What you are asked to do: Copy down every line where the string "psychopathologique" shows up.

===== Provided data

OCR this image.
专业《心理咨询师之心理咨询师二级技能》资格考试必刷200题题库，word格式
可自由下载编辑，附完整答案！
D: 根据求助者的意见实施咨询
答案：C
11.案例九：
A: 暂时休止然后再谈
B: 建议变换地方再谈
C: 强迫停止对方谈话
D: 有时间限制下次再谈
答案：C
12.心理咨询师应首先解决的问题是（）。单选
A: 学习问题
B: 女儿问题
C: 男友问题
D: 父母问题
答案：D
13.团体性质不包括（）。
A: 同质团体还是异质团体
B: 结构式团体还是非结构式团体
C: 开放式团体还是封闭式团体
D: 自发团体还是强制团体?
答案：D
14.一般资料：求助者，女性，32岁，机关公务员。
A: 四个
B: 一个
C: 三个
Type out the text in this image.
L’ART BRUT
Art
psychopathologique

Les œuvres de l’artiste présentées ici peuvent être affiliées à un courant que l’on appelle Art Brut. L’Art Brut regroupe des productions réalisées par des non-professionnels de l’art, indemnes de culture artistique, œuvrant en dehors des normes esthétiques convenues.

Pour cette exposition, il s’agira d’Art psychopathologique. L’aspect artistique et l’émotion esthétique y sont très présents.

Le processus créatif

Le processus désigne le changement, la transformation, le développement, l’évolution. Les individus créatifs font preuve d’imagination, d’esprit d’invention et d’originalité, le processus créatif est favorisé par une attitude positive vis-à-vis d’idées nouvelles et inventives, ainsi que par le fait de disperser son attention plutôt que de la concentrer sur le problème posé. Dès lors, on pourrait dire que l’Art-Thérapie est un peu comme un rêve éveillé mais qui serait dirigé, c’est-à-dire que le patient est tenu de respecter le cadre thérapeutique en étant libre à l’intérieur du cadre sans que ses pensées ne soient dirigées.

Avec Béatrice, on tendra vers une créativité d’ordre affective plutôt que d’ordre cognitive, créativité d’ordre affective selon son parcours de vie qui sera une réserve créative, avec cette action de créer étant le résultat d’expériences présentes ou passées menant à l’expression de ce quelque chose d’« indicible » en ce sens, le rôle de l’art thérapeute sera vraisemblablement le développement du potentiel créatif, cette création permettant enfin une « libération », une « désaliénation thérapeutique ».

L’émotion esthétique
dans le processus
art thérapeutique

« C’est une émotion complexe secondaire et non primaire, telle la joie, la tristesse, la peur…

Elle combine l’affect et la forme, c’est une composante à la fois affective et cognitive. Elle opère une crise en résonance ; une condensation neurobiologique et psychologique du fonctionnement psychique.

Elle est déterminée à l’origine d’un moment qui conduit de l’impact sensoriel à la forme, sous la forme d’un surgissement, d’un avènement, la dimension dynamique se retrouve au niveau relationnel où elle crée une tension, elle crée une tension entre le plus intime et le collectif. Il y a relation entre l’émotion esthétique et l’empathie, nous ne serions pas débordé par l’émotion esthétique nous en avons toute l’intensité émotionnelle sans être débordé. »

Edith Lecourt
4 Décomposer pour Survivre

==========

Result below:
psychopathologique
Pour cette exposition, il s’agira d’Art psychopathologique. L’aspect artistique et l’émotion esthétique y sont très présents.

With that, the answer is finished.